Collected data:
================================

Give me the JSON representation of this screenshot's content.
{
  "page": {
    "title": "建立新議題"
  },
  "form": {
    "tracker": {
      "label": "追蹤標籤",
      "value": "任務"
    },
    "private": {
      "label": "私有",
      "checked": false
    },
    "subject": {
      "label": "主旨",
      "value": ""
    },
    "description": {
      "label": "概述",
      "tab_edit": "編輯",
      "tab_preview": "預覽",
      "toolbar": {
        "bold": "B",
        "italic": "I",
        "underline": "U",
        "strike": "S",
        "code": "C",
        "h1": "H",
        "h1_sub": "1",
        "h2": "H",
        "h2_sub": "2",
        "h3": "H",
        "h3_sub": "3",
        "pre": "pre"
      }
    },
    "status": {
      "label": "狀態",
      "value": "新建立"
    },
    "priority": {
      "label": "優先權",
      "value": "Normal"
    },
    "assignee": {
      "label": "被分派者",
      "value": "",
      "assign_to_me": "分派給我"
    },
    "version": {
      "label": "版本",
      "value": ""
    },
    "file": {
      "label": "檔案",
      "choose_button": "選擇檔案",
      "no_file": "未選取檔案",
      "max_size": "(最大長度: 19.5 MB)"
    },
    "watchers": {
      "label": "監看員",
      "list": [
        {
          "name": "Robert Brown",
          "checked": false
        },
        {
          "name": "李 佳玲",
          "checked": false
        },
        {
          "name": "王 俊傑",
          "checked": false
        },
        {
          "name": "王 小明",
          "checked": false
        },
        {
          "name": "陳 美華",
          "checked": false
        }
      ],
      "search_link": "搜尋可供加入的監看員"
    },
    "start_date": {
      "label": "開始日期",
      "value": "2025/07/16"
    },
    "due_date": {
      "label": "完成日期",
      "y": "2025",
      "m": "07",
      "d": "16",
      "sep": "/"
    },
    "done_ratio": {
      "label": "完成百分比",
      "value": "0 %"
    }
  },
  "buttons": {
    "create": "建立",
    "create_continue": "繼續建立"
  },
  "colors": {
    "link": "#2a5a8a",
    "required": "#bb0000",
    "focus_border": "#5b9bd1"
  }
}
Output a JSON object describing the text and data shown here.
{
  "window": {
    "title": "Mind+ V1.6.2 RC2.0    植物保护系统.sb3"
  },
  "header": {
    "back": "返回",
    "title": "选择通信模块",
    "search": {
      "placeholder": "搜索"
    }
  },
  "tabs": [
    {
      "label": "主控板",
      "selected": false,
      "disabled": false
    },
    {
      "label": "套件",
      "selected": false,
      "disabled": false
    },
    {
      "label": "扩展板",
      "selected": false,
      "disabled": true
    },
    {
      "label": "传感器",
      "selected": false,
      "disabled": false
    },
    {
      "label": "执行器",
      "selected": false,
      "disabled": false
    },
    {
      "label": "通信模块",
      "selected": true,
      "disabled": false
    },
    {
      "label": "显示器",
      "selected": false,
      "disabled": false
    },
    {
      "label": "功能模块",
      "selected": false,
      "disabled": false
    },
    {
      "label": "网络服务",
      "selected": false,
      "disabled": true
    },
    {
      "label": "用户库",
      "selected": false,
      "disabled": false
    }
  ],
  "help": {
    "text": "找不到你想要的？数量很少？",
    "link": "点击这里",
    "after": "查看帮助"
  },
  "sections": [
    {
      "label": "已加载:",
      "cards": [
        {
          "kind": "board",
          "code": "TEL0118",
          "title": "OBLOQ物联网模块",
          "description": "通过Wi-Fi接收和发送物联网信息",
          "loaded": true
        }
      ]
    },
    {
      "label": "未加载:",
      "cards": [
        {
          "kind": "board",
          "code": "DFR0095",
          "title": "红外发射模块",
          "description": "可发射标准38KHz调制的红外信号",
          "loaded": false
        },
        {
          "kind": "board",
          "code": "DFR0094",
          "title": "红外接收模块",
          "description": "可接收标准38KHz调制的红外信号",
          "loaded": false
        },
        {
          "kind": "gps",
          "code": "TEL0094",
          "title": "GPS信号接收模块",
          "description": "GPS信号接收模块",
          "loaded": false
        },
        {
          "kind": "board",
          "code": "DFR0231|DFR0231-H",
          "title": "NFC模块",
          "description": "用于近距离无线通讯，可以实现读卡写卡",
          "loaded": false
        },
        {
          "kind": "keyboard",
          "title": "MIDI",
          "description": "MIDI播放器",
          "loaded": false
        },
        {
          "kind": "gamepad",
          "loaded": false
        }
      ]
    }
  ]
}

================================

What is being asked: Locate the lines above that contain "value" and copy them.

Finished answer:
      "value": "任務"
      "value": ""
      "value": "新建立"
      "value": "Normal"
      "value": "",
      "value": ""
      "value": "2025/07/16"
      "value": "0 %"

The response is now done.